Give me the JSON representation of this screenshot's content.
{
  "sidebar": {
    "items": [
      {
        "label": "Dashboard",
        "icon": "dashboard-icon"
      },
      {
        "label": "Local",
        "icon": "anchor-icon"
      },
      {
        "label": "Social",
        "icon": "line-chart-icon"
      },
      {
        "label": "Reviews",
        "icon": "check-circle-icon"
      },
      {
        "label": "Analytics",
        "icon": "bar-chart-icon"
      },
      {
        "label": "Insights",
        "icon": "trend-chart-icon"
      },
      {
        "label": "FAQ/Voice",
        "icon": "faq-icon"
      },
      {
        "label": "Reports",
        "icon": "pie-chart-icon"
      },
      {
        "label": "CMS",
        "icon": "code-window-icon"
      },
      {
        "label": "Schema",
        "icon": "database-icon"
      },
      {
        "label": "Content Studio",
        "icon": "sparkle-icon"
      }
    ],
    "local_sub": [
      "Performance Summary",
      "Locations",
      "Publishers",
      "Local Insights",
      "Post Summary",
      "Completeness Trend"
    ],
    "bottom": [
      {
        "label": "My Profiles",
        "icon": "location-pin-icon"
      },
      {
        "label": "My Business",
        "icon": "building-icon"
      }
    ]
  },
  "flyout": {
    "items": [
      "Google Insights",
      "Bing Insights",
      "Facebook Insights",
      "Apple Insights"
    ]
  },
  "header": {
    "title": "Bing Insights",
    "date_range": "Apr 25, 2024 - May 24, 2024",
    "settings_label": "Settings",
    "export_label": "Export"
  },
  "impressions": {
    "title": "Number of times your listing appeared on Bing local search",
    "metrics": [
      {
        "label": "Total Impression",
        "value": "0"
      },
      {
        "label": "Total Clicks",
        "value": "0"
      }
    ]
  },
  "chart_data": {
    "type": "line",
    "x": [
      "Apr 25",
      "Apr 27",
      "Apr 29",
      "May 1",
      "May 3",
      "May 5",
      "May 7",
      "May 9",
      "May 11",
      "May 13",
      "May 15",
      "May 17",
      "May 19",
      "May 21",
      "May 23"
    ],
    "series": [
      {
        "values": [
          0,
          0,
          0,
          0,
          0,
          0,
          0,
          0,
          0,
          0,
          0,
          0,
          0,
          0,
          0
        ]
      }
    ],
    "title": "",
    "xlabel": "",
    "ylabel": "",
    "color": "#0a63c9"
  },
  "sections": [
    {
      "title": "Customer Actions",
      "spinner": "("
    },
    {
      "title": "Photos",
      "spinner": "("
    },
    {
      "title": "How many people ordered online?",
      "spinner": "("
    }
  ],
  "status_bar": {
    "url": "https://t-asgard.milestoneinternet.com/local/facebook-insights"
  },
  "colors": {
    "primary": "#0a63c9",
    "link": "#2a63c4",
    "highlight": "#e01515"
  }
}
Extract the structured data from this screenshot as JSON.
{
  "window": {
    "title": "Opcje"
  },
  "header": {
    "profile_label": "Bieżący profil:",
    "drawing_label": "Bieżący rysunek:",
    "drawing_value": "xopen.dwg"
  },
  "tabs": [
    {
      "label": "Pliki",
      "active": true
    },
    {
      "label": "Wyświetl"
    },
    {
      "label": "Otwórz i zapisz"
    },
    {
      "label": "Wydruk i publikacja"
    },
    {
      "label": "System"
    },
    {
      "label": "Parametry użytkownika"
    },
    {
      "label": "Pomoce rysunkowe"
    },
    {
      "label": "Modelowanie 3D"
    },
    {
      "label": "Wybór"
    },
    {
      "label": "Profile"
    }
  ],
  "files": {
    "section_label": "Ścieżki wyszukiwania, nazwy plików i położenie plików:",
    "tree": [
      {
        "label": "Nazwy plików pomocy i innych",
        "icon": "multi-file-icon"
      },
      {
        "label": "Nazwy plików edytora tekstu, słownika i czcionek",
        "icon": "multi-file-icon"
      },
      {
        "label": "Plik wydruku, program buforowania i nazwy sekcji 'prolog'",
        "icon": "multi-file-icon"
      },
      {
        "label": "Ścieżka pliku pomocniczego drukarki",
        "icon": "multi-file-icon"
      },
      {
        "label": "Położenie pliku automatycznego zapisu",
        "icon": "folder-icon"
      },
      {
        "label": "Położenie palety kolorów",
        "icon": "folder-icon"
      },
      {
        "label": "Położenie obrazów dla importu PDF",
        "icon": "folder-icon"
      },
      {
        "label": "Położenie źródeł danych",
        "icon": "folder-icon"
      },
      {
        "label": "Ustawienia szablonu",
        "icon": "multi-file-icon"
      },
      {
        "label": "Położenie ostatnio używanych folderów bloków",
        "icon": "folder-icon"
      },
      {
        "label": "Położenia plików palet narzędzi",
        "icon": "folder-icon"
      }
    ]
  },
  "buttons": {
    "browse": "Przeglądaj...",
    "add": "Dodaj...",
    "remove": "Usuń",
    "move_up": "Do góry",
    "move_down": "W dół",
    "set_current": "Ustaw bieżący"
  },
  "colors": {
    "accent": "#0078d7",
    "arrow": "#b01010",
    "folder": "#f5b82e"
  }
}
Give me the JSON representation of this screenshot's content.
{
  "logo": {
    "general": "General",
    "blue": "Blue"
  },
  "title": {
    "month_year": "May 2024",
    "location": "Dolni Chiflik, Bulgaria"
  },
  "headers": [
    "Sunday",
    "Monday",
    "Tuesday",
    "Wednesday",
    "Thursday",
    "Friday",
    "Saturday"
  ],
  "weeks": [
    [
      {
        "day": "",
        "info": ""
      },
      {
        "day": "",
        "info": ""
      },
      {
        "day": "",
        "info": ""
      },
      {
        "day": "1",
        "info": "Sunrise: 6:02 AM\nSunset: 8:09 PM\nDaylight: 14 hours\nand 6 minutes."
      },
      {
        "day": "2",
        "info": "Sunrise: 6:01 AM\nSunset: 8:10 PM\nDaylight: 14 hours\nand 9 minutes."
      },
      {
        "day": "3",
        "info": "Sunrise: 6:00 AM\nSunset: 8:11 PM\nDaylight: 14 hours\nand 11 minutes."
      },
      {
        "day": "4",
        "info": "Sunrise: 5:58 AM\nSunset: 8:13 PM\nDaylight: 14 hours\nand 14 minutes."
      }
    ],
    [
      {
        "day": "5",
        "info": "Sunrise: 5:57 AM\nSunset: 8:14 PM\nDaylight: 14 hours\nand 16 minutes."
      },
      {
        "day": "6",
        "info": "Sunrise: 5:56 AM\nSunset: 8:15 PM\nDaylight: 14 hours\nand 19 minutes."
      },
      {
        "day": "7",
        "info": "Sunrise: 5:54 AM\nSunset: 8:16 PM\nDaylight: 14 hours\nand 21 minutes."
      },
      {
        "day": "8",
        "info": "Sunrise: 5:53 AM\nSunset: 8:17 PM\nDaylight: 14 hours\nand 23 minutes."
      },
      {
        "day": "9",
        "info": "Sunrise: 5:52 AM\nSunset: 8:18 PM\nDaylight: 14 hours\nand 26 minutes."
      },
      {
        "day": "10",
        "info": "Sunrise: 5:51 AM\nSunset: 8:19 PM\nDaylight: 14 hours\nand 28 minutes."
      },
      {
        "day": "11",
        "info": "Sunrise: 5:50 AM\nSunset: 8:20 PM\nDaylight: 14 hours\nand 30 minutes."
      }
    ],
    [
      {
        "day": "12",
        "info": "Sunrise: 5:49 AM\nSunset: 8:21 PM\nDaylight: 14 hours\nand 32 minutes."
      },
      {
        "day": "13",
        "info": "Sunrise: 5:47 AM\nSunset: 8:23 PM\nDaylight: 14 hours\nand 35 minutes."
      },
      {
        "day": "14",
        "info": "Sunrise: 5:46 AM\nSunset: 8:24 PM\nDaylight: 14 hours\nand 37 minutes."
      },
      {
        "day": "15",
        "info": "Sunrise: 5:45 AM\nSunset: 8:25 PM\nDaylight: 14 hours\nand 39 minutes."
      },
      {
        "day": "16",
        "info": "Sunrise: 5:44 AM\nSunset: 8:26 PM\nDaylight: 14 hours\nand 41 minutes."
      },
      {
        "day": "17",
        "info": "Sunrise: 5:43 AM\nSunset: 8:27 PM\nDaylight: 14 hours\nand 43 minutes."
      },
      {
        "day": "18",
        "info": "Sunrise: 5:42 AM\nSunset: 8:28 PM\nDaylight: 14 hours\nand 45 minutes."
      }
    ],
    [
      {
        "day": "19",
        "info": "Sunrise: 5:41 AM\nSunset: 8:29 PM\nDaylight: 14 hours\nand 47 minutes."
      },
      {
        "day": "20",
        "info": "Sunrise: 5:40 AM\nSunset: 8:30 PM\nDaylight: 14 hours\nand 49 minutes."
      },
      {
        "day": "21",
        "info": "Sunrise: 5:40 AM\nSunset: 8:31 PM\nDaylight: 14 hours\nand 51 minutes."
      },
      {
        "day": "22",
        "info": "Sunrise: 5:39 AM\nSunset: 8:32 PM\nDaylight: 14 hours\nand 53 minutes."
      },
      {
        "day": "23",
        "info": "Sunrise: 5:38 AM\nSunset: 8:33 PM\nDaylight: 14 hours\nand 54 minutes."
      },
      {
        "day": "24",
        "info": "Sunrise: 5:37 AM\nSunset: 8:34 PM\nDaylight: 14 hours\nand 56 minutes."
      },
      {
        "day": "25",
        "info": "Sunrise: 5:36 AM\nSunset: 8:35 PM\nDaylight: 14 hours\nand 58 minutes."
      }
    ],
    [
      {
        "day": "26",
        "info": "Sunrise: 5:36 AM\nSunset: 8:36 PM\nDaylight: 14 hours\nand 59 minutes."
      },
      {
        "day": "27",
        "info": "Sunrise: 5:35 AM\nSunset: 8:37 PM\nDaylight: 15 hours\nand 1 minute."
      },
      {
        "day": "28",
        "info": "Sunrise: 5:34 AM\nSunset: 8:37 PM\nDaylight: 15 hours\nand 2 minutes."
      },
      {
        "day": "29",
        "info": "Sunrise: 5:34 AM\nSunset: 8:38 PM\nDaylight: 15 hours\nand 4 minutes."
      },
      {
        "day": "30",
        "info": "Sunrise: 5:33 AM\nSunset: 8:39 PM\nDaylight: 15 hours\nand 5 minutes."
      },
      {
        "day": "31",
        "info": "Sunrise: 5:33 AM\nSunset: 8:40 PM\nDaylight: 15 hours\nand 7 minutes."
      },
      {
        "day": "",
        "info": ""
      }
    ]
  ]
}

Exercise goal. From the entries above, copy every line containing the word "title".

Task solution.
    "title": "Bing Insights",
    "title": "Number of times your listing appeared on Bing local search",
    "title": "",
      "title": "Customer Actions",
      "title": "Photos",
      "title": "How many people ordered online?",
    "title": "Opcje"
  "title": {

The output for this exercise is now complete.